* Problem description: Write out every line below that includes the word "text".

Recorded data

::::

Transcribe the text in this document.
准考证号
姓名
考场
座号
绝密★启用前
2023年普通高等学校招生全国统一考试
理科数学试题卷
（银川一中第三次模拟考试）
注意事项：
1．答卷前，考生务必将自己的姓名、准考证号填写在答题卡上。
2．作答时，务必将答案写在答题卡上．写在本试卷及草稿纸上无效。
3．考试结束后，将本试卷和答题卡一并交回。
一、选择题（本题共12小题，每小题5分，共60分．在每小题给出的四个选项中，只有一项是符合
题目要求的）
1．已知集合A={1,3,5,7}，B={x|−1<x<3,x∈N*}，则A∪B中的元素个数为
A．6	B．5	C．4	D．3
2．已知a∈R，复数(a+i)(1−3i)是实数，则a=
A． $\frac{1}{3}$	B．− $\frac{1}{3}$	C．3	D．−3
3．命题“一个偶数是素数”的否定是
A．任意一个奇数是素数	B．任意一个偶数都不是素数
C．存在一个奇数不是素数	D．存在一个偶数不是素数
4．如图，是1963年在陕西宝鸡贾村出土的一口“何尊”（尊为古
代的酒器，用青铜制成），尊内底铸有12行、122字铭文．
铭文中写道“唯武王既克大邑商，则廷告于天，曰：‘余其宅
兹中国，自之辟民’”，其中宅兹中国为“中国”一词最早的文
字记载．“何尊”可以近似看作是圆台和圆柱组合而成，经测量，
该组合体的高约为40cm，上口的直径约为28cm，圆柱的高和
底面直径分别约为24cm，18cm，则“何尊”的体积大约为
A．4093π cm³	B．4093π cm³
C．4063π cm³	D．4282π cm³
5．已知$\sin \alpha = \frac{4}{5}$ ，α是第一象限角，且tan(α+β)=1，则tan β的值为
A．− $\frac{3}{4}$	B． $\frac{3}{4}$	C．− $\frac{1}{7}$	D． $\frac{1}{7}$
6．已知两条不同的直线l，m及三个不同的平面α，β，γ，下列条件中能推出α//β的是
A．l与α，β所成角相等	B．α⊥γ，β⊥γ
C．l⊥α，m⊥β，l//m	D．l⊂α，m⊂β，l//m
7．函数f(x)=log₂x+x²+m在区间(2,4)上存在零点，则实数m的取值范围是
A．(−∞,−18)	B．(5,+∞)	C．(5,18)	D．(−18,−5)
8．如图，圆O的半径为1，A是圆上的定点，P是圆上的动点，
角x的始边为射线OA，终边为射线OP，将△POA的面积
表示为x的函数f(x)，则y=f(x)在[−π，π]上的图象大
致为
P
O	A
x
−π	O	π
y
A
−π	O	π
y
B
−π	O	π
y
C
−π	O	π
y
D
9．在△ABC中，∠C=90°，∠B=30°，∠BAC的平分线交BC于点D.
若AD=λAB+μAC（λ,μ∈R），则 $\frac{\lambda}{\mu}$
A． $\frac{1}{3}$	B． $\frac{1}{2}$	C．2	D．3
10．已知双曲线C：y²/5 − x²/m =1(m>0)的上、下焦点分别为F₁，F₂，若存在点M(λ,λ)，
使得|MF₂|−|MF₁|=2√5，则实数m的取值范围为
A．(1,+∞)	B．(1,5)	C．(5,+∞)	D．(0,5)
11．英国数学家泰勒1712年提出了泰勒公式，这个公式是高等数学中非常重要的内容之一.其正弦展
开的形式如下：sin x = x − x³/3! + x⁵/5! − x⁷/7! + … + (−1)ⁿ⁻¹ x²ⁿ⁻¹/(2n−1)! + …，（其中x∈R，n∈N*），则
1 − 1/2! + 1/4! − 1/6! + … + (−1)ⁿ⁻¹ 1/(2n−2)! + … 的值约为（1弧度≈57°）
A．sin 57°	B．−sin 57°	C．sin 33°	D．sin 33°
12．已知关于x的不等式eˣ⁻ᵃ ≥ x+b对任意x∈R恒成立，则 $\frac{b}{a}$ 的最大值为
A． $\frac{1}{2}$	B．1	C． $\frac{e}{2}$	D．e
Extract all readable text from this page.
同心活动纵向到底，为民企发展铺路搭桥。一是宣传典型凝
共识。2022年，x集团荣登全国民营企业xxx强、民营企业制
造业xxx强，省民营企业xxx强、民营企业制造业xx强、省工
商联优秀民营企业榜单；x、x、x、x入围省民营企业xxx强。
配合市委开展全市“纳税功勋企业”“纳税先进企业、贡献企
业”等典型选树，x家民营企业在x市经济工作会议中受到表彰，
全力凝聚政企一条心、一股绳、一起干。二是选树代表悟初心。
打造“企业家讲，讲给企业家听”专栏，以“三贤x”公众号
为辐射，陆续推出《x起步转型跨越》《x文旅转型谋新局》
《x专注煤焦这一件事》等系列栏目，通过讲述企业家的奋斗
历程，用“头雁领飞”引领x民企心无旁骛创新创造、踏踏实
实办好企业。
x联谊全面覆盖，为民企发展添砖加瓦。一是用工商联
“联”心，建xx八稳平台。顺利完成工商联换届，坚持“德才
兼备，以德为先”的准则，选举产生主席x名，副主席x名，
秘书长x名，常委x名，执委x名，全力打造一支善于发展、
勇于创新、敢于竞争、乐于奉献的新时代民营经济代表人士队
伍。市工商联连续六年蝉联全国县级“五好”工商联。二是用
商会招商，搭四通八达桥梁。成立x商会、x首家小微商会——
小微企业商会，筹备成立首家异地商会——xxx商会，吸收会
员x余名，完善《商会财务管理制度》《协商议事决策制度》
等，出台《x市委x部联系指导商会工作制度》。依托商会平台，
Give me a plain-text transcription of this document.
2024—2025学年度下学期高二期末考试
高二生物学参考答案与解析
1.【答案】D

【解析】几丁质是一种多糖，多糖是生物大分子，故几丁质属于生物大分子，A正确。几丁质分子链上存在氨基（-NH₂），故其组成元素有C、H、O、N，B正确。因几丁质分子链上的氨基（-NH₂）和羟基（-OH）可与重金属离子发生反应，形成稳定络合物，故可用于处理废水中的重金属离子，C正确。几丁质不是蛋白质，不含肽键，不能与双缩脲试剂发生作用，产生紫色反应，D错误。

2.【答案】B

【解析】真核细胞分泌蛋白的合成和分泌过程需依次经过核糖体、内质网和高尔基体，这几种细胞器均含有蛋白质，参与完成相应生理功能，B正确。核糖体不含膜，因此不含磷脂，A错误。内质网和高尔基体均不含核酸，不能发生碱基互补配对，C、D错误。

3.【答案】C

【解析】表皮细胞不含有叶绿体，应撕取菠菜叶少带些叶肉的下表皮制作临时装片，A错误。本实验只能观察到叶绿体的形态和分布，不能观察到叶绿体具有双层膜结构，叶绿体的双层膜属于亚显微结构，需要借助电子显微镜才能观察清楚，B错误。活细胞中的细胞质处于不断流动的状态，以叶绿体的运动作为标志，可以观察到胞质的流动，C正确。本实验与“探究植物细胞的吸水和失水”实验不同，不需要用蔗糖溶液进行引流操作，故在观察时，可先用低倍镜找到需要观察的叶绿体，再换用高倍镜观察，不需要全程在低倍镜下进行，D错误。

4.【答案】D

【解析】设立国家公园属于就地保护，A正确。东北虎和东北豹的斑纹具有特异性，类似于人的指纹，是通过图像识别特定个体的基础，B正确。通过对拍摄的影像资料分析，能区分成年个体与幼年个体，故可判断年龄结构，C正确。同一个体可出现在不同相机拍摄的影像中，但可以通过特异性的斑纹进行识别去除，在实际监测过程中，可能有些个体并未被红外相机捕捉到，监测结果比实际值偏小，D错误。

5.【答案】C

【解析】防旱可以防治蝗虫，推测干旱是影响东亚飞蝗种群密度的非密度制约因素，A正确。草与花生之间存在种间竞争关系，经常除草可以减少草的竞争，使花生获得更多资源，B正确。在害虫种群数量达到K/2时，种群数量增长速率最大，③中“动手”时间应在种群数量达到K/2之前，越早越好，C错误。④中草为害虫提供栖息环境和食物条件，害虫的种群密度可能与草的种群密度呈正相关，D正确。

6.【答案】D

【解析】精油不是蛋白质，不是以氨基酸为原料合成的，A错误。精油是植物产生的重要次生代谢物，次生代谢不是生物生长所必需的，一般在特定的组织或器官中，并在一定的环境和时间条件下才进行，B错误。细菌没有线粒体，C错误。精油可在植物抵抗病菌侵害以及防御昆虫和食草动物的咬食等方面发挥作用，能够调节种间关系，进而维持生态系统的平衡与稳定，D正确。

::::

* Completed task:
Transcribe the text in this document.
Extract all readable text from this page.
Give me a plain-text transcription of this document.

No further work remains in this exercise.